WHAT YOU WILL DO — Go through the material below and copy all lines with "是提供电能的装备".

* start *

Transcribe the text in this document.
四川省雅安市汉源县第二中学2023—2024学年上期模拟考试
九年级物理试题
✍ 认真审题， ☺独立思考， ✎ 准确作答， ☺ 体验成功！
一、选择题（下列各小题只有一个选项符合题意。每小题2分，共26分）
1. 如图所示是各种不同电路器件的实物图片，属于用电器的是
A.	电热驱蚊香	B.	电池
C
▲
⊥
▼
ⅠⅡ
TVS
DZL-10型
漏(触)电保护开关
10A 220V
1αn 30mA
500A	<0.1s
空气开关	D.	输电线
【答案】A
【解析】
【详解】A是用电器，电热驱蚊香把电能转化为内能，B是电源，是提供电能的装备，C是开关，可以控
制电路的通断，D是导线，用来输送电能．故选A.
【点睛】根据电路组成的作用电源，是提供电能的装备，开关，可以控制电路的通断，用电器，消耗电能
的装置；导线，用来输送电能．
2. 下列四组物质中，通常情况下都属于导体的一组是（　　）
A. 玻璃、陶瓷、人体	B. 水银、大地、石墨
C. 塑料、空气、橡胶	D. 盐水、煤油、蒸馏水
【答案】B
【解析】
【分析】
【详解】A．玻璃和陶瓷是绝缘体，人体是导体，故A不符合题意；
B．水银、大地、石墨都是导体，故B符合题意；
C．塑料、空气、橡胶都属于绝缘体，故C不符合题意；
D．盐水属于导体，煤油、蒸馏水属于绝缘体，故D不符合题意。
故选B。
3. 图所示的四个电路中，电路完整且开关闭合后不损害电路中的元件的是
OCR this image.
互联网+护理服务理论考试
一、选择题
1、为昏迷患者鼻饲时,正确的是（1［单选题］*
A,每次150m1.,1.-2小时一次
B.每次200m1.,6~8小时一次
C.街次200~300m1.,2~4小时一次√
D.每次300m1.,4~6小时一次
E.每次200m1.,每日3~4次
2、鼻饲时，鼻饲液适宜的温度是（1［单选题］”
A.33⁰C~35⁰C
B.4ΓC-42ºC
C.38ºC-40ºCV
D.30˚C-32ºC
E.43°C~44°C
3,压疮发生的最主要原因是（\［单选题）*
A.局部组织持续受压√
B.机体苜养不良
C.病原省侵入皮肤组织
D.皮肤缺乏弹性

* end *

ANSWER TO THE EXERCISE —
【详解】A是用电器，电热驱蚊香把电能转化为内能，B是电源，是提供电能的装备，C是开关，可以控
【点睛】根据电路组成的作用电源，是提供电能的装备，开关，可以控制电路的通断，用电器，消耗电能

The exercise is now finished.